-- start Dataset entries --
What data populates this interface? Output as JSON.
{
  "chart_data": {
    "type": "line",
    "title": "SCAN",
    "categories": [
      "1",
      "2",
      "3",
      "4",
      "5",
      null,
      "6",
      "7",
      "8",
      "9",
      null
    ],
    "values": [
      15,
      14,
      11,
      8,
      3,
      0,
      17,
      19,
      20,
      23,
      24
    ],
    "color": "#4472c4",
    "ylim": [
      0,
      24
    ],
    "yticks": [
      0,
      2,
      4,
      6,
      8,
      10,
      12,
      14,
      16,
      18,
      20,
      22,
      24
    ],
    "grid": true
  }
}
-- end Dataset entries --
-- start Dataset entries --
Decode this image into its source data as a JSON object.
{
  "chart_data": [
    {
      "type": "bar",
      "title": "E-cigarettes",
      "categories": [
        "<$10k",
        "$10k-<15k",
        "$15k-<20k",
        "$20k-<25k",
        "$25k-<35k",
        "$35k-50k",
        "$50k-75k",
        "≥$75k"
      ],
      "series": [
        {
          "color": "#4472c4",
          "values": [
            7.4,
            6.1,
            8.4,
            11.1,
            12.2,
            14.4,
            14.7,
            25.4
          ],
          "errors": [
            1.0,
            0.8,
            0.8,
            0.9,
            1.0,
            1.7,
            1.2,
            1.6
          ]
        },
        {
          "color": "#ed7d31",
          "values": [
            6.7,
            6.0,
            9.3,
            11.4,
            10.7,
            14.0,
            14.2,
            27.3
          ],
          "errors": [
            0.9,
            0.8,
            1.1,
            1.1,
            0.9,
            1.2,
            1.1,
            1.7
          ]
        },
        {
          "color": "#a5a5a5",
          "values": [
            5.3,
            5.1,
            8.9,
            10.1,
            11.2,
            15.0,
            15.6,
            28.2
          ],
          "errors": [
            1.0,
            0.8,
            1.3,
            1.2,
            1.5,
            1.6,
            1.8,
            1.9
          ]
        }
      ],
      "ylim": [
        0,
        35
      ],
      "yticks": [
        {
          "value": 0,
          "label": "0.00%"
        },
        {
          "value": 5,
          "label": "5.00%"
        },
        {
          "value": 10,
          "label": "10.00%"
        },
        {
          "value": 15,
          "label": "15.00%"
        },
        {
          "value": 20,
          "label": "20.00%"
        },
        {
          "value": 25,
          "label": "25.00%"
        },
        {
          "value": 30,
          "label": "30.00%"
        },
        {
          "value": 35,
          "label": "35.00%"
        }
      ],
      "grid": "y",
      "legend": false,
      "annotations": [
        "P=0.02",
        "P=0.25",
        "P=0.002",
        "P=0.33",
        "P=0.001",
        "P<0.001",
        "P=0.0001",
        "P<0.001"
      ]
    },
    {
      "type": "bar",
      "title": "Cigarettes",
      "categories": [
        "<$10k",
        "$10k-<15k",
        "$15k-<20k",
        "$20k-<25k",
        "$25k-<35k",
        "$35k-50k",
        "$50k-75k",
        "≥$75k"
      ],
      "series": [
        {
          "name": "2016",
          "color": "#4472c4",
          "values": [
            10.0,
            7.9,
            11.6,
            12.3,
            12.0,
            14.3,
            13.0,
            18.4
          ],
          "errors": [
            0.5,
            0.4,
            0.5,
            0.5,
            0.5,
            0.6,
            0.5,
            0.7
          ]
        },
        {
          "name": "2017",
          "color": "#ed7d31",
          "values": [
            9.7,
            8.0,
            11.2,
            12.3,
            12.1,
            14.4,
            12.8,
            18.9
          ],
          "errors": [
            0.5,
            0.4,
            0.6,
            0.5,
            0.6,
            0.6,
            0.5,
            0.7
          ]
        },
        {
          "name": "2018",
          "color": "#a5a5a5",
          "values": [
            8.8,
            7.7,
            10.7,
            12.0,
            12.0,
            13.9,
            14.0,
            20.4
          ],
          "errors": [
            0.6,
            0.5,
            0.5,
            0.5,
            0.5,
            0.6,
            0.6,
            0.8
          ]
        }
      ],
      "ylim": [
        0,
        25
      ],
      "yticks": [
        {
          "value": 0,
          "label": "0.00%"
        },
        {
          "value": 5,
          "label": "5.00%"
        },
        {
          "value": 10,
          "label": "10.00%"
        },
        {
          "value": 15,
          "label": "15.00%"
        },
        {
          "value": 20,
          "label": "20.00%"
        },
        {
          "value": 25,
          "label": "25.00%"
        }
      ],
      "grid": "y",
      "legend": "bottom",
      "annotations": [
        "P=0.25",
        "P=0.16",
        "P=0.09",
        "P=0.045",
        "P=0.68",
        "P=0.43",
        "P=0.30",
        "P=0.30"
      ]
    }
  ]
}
-- end Dataset entries --
## Aim of the task:
What is the number of lines in the records that contain "title"? Give that number only.

## Right answer:
3